__WHAT THE EXERCISE ASKS__. Copy each line that holds "icon".

## start RECORDS PROVIDED

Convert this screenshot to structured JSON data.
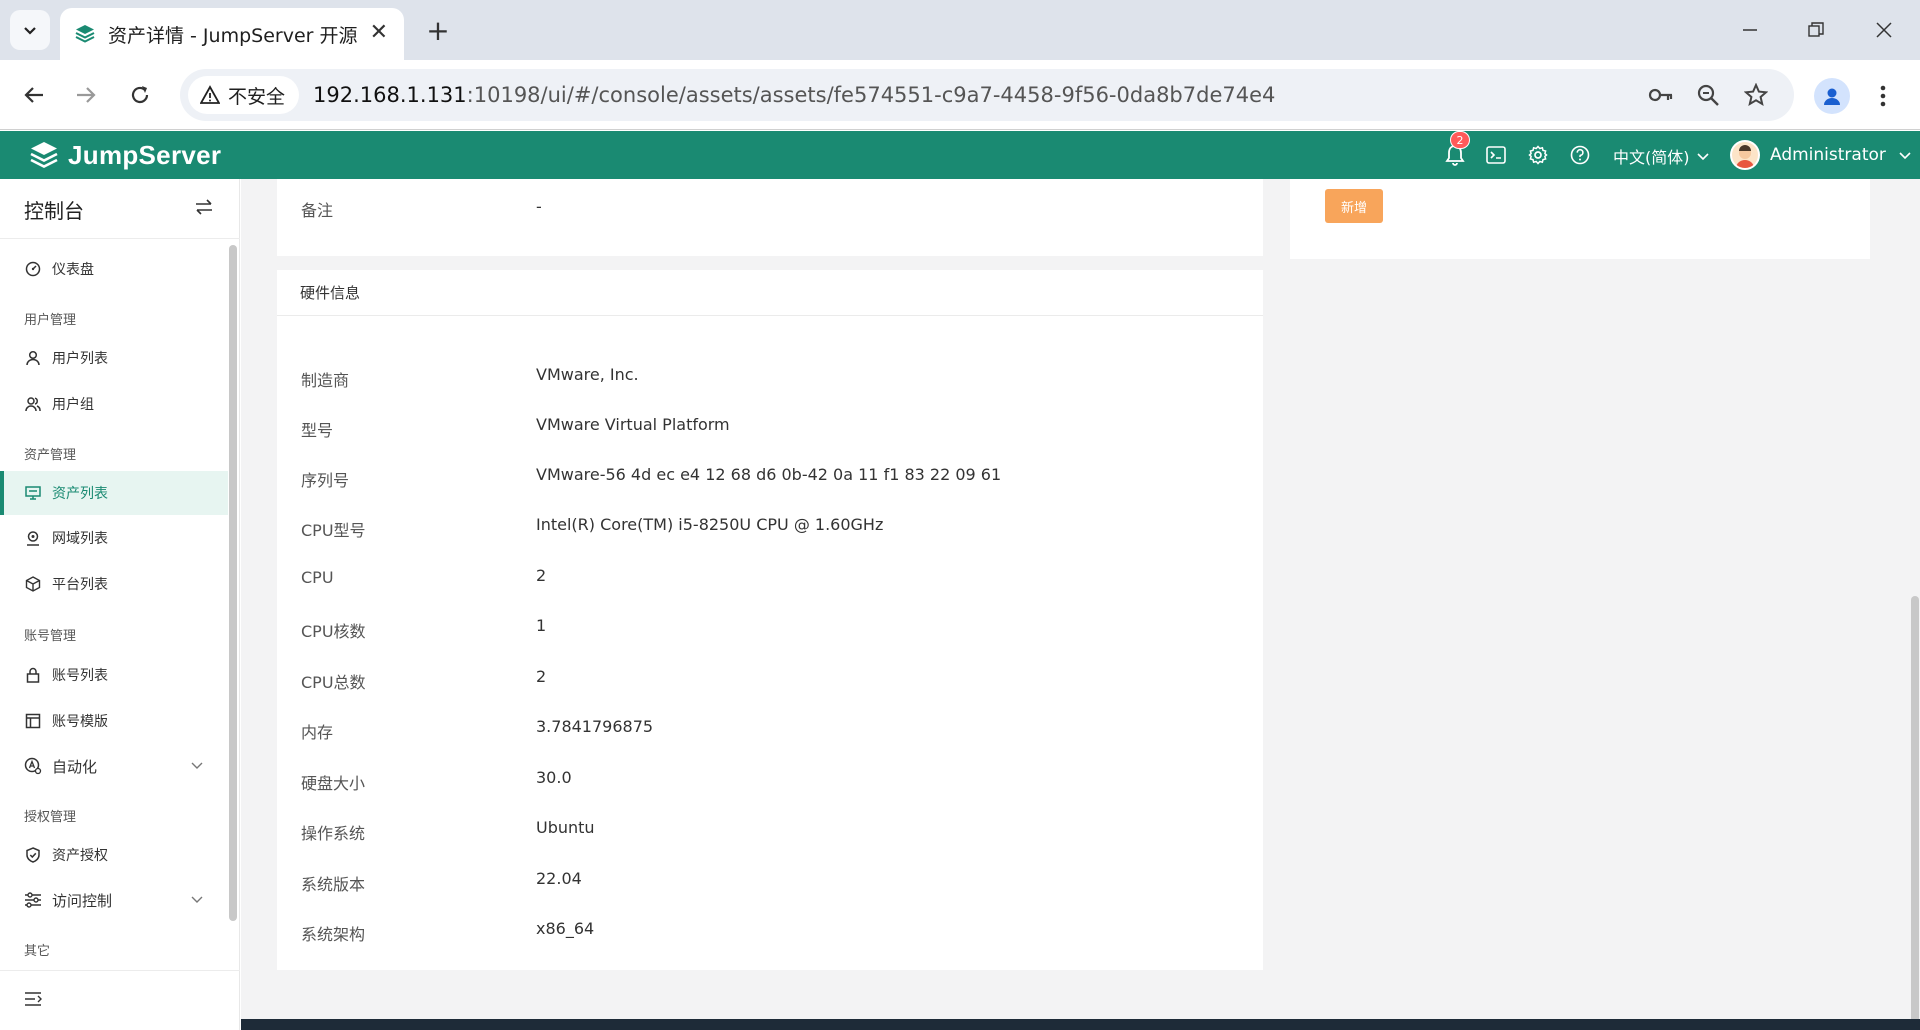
{
  "browser": {
    "tab_title": "资产详情 - JumpServer 开源堡垒机",
    "security_label": "不安全",
    "url_host": "192.168.1.131",
    "url_rest": ":10198/ui/#/console/assets/assets/fe574551-c9a7-4458-9f56-0da8b7de74e4"
  },
  "header": {
    "logo_text": "JumpServer",
    "notification_count": "2",
    "language": "中文(简体)",
    "username": "Administrator"
  },
  "sidebar": {
    "title": "控制台",
    "items": [
      {
        "label": "仪表盘",
        "icon": "dashboard-icon"
      },
      {
        "group": "用户管理"
      },
      {
        "label": "用户列表",
        "icon": "user-icon"
      },
      {
        "label": "用户组",
        "icon": "users-icon"
      },
      {
        "group": "资产管理"
      },
      {
        "label": "资产列表",
        "icon": "monitor-icon",
        "active": true
      },
      {
        "label": "网域列表",
        "icon": "location-icon"
      },
      {
        "label": "平台列表",
        "icon": "cube-icon"
      },
      {
        "group": "账号管理"
      },
      {
        "label": "账号列表",
        "icon": "lock-icon"
      },
      {
        "label": "账号模版",
        "icon": "template-icon"
      },
      {
        "label": "自动化",
        "icon": "automation-icon",
        "expandable": true
      },
      {
        "group": "授权管理"
      },
      {
        "label": "资产授权",
        "icon": "shield-icon"
      },
      {
        "label": "访问控制",
        "icon": "access-control-icon",
        "expandable": true
      },
      {
        "group": "其它"
      }
    ]
  },
  "main": {
    "top_card": {
      "key": "备注",
      "value": "-"
    },
    "right_card": {
      "add_button": "新增"
    },
    "hardware": {
      "title": "硬件信息",
      "rows": [
        {
          "key": "制造商",
          "value": "VMware, Inc."
        },
        {
          "key": "型号",
          "value": "VMware Virtual Platform"
        },
        {
          "key": "序列号",
          "value": "VMware-56 4d ec e4 12 68 d6 0b-42 0a 11 f1 83 22 09 61"
        },
        {
          "key": "CPU型号",
          "value": "Intel(R) Core(TM) i5-8250U CPU @ 1.60GHz"
        },
        {
          "key": "CPU",
          "value": "2"
        },
        {
          "key": "CPU核数",
          "value": "1"
        },
        {
          "key": "CPU总数",
          "value": "2"
        },
        {
          "key": "内存",
          "value": "3.7841796875"
        },
        {
          "key": "硬盘大小",
          "value": "30.0"
        },
        {
          "key": "操作系统",
          "value": "Ubuntu"
        },
        {
          "key": "系统版本",
          "value": "22.04"
        },
        {
          "key": "系统架构",
          "value": "x86_64"
        }
      ]
    }
  },
  "colors": {
    "brand": "#1a8a72",
    "add_button": "#f8a55b",
    "badge": "#ff5a5a"
  }
}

## end RECORDS PROVIDED

__RIGHT ANSWER__.
        "icon": "dashboard-icon"
        "icon": "user-icon"
        "icon": "users-icon"
        "icon": "monitor-icon",
        "icon": "location-icon"
        "icon": "cube-icon"
        "icon": "lock-icon"
        "icon": "template-icon"
        "icon": "automation-icon",
        "icon": "shield-icon"
        "icon": "access-control-icon",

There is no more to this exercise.